Layout annotation listing:
^^^^^^^^^^^^^^^^

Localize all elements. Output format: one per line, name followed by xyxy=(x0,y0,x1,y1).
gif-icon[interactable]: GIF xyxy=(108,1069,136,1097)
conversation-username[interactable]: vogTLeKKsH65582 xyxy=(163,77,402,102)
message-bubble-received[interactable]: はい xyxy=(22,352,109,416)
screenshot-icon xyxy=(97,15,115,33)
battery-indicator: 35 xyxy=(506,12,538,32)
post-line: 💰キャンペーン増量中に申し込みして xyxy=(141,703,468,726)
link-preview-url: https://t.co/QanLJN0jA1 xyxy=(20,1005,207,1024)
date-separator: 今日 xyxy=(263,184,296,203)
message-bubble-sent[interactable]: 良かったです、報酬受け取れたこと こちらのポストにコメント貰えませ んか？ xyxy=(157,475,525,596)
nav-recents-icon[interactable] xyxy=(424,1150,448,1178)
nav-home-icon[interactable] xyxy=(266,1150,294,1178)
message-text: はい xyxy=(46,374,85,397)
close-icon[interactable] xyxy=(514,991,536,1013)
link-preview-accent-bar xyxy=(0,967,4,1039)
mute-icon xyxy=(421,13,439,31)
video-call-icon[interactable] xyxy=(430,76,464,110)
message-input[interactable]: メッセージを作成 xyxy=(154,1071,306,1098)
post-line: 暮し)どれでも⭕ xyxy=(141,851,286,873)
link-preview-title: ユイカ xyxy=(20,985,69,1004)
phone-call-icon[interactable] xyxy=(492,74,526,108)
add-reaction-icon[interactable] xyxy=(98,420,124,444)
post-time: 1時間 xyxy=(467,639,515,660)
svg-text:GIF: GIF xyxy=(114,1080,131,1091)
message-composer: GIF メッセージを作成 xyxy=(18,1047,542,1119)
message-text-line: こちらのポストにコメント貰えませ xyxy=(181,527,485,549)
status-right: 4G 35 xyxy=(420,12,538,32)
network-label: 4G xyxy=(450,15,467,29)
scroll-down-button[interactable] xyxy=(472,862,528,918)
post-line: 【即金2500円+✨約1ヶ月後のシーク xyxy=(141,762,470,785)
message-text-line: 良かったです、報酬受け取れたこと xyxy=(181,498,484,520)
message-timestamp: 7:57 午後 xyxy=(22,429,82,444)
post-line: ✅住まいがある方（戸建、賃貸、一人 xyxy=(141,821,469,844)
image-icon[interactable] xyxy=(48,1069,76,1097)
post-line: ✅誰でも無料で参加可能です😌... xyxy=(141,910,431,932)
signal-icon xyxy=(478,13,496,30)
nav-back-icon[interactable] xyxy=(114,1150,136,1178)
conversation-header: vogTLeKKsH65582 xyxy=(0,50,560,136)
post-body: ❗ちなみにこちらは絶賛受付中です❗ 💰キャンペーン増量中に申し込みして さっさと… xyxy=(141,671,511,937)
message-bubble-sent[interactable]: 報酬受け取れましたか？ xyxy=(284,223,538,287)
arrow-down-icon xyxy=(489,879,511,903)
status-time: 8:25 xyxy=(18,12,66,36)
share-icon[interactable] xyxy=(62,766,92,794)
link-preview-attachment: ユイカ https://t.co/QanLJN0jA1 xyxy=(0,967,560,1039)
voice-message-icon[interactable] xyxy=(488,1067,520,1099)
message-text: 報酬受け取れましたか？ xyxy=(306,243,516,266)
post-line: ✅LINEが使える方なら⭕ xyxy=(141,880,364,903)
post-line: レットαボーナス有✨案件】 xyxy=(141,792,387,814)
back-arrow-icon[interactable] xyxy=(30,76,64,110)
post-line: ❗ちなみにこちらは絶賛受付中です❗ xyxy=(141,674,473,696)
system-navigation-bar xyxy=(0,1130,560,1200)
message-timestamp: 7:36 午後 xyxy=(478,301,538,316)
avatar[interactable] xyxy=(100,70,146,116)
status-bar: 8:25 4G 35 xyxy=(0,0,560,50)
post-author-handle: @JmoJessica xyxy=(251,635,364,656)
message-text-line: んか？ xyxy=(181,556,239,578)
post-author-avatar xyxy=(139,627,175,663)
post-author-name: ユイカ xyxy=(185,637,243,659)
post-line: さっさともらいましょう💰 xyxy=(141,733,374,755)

^^^^^^^^^^^^^^^^

» **Stated goal**
Rewrite the listing from its first line through the line containing "link-preview-attachment: ユイカ https://t.co/QanLJN0jA1", replacing "video-call-icon" with "video-call-button" and leaving everything else unchanged.

» **Solution**
Localize all elements. Output format: one per line, name followed by xyxy=(x0,y0,x1,y1).
gif-icon[interactable]: GIF xyxy=(108,1069,136,1097)
conversation-username[interactable]: vogTLeKKsH65582 xyxy=(163,77,402,102)
message-bubble-received[interactable]: はい xyxy=(22,352,109,416)
screenshot-icon xyxy=(97,15,115,33)
battery-indicator: 35 xyxy=(506,12,538,32)
post-line: 💰キャンペーン増量中に申し込みして xyxy=(141,703,468,726)
link-preview-url: https://t.co/QanLJN0jA1 xyxy=(20,1005,207,1024)
date-separator: 今日 xyxy=(263,184,296,203)
message-bubble-sent[interactable]: 良かったです、報酬受け取れたこと こちらのポストにコメント貰えませ んか？ xyxy=(157,475,525,596)
nav-recents-icon[interactable] xyxy=(424,1150,448,1178)
nav-home-icon[interactable] xyxy=(266,1150,294,1178)
message-text: はい xyxy=(46,374,85,397)
close-icon[interactable] xyxy=(514,991,536,1013)
link-preview-accent-bar xyxy=(0,967,4,1039)
mute-icon xyxy=(421,13,439,31)
video-call-button[interactable] xyxy=(430,76,464,110)
message-input[interactable]: メッセージを作成 xyxy=(154,1071,306,1098)
post-line: 暮し)どれでも⭕ xyxy=(141,851,286,873)
link-preview-title: ユイカ xyxy=(20,985,69,1004)
phone-call-icon[interactable] xyxy=(492,74,526,108)
add-reaction-icon[interactable] xyxy=(98,420,124,444)
post-time: 1時間 xyxy=(467,639,515,660)
svg-text:GIF: GIF xyxy=(114,1080,131,1091)
message-composer: GIF メッセージを作成 xyxy=(18,1047,542,1119)
message-text-line: こちらのポストにコメント貰えませ xyxy=(181,527,485,549)
status-right: 4G 35 xyxy=(420,12,538,32)
network-label: 4G xyxy=(450,15,467,29)
scroll-down-button[interactable] xyxy=(472,862,528,918)
post-line: 【即金2500円+✨約1ヶ月後のシーク xyxy=(141,762,470,785)
message-text-line: 良かったです、報酬受け取れたこと xyxy=(181,498,484,520)
message-timestamp: 7:57 午後 xyxy=(22,429,82,444)
post-line: ✅住まいがある方（戸建、賃貸、一人 xyxy=(141,821,469,844)
image-icon[interactable] xyxy=(48,1069,76,1097)
post-line: ✅誰でも無料で参加可能です😌... xyxy=(141,910,431,932)
signal-icon xyxy=(478,13,496,30)
nav-back-icon[interactable] xyxy=(114,1150,136,1178)
conversation-header: vogTLeKKsH65582 xyxy=(0,50,560,136)
post-body: ❗ちなみにこちらは絶賛受付中です❗ 💰キャンペーン増量中に申し込みして さっさと… xyxy=(141,671,511,937)
message-bubble-sent[interactable]: 報酬受け取れましたか？ xyxy=(284,223,538,287)
arrow-down-icon xyxy=(489,879,511,903)
status-time: 8:25 xyxy=(18,12,66,36)
share-icon[interactable] xyxy=(62,766,92,794)
link-preview-attachment: ユイカ https://t.co/QanLJN0jA1 xyxy=(0,967,560,1039)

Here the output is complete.